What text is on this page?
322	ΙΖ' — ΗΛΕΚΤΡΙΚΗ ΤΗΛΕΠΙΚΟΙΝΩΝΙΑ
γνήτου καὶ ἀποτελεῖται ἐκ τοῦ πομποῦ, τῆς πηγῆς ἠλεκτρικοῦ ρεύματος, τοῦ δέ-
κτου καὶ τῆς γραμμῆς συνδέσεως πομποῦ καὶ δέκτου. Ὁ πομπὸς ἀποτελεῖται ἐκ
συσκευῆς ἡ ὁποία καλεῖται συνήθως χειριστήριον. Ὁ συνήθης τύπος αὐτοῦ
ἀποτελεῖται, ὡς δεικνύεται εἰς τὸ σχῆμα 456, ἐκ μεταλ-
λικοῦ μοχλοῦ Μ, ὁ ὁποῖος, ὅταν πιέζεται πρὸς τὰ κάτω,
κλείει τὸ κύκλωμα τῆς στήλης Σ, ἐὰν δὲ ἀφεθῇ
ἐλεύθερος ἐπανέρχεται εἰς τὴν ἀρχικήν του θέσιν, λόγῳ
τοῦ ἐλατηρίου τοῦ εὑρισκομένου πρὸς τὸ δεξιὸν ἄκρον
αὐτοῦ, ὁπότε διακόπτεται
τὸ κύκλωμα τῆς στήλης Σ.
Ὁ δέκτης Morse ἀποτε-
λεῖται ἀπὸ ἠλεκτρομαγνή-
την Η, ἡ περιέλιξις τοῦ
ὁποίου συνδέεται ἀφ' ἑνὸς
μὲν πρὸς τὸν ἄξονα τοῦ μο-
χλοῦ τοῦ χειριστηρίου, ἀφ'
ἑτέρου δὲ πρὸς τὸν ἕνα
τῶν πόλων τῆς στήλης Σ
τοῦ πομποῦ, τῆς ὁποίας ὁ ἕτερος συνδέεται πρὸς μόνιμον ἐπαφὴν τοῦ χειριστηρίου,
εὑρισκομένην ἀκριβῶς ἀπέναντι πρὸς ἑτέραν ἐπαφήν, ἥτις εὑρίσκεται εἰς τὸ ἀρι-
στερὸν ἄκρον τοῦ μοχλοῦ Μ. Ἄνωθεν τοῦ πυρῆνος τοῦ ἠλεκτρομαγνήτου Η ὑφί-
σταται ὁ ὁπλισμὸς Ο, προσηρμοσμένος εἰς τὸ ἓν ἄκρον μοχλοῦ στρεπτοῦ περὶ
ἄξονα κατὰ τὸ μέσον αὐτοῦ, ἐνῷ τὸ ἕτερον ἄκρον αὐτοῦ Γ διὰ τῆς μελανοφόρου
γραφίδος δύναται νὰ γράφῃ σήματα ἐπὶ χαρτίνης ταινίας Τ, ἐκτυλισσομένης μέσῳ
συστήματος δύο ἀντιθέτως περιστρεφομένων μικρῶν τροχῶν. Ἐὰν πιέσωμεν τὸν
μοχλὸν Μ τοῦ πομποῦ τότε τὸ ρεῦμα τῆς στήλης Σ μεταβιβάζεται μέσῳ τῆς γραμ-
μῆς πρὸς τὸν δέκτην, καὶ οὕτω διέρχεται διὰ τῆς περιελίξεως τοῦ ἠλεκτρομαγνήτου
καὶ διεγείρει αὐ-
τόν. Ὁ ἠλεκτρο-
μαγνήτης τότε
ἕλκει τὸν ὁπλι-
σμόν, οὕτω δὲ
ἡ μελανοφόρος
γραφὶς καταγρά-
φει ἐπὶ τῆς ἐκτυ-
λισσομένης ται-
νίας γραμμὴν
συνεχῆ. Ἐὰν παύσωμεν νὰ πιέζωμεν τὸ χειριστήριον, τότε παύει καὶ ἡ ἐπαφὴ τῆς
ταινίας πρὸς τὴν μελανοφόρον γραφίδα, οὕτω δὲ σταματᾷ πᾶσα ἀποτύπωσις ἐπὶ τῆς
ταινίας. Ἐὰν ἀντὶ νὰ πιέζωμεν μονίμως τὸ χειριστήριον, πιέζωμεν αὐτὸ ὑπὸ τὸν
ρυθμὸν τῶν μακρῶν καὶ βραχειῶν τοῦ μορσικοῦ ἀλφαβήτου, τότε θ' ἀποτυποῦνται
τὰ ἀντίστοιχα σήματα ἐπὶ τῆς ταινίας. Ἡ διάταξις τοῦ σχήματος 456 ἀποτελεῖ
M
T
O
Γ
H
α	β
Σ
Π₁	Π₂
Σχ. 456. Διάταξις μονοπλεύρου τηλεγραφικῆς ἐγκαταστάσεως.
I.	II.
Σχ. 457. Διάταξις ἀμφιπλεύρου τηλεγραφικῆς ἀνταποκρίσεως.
⁂
• _Instructions to follow_
All of the entries above need to be reproduced exactly.

• _Worked solution_
What text is on this page?
322	ΙΖ' — ΗΛΕΚΤΡΙΚΗ ΤΗΛΕΠΙΚΟΙΝΩΝΙΑ
γνήτου καὶ ἀποτελεῖται ἐκ τοῦ πομποῦ, τῆς πηγῆς ἠλεκτρικοῦ ρεύματος, τοῦ δέ-
κτου καὶ τῆς γραμμῆς συνδέσεως πομποῦ καὶ δέκτου. Ὁ πομπὸς ἀποτελεῖται ἐκ
συσκευῆς ἡ ὁποία καλεῖται συνήθως χειριστήριον. Ὁ συνήθης τύπος αὐτοῦ
ἀποτελεῖται, ὡς δεικνύεται εἰς τὸ σχῆμα 456, ἐκ μεταλ-
λικοῦ μοχλοῦ Μ, ὁ ὁποῖος, ὅταν πιέζεται πρὸς τὰ κάτω,
κλείει τὸ κύκλωμα τῆς στήλης Σ, ἐὰν δὲ ἀφεθῇ
ἐλεύθερος ἐπανέρχεται εἰς τὴν ἀρχικήν του θέσιν, λόγῳ
τοῦ ἐλατηρίου τοῦ εὑρισκομένου πρὸς τὸ δεξιὸν ἄκρον
αὐτοῦ, ὁπότε διακόπτεται
τὸ κύκλωμα τῆς στήλης Σ.
Ὁ δέκτης Morse ἀποτε-
λεῖται ἀπὸ ἠλεκτρομαγνή-
την Η, ἡ περιέλιξις τοῦ
ὁποίου συνδέεται ἀφ' ἑνὸς
μὲν πρὸς τὸν ἄξονα τοῦ μο-
χλοῦ τοῦ χειριστηρίου, ἀφ'
ἑτέρου δὲ πρὸς τὸν ἕνα
τῶν πόλων τῆς στήλης Σ
τοῦ πομποῦ, τῆς ὁποίας ὁ ἕτερος συνδέεται πρὸς μόνιμον ἐπαφὴν τοῦ χειριστηρίου,
εὑρισκομένην ἀκριβῶς ἀπέναντι πρὸς ἑτέραν ἐπαφήν, ἥτις εὑρίσκεται εἰς τὸ ἀρι-
στερὸν ἄκρον τοῦ μοχλοῦ Μ. Ἄνωθεν τοῦ πυρῆνος τοῦ ἠλεκτρομαγνήτου Η ὑφί-
σταται ὁ ὁπλισμὸς Ο, προσηρμοσμένος εἰς τὸ ἓν ἄκρον μοχλοῦ στρεπτοῦ περὶ
ἄξονα κατὰ τὸ μέσον αὐτοῦ, ἐνῷ τὸ ἕτερον ἄκρον αὐτοῦ Γ διὰ τῆς μελανοφόρου
γραφίδος δύναται νὰ γράφῃ σήματα ἐπὶ χαρτίνης ταινίας Τ, ἐκτυλισσομένης μέσῳ
συστήματος δύο ἀντιθέτως περιστρεφομένων μικρῶν τροχῶν. Ἐὰν πιέσωμεν τὸν
μοχλὸν Μ τοῦ πομποῦ τότε τὸ ρεῦμα τῆς στήλης Σ μεταβιβάζεται μέσῳ τῆς γραμ-
μῆς πρὸς τὸν δέκτην, καὶ οὕτω διέρχεται διὰ τῆς περιελίξεως τοῦ ἠλεκτρομαγνήτου
καὶ διεγείρει αὐ-
τόν. Ὁ ἠλεκτρο-
μαγνήτης τότε
ἕλκει τὸν ὁπλι-
σμόν, οὕτω δὲ
ἡ μελανοφόρος
γραφὶς καταγρά-
φει ἐπὶ τῆς ἐκτυ-
λισσομένης ται-
νίας γραμμὴν
συνεχῆ. Ἐὰν παύσωμεν νὰ πιέζωμεν τὸ χειριστήριον, τότε παύει καὶ ἡ ἐπαφὴ τῆς
ταινίας πρὸς τὴν μελανοφόρον γραφίδα, οὕτω δὲ σταματᾷ πᾶσα ἀποτύπωσις ἐπὶ τῆς
ταινίας. Ἐὰν ἀντὶ νὰ πιέζωμεν μονίμως τὸ χειριστήριον, πιέζωμεν αὐτὸ ὑπὸ τὸν
ρυθμὸν τῶν μακρῶν καὶ βραχειῶν τοῦ μορσικοῦ ἀλφαβήτου, τότε θ' ἀποτυποῦνται
τὰ ἀντίστοιχα σήματα ἐπὶ τῆς ταινίας. Ἡ διάταξις τοῦ σχήματος 456 ἀποτελεῖ
M
T
O
Γ
H
α	β
Σ
Π₁	Π₂
Σχ. 456. Διάταξις μονοπλεύρου τηλεγραφικῆς ἐγκαταστάσεως.
I.	II.
Σχ. 457. Διάταξις ἀμφιπλεύρου τηλεγραφικῆς ἀνταποκρίσεως.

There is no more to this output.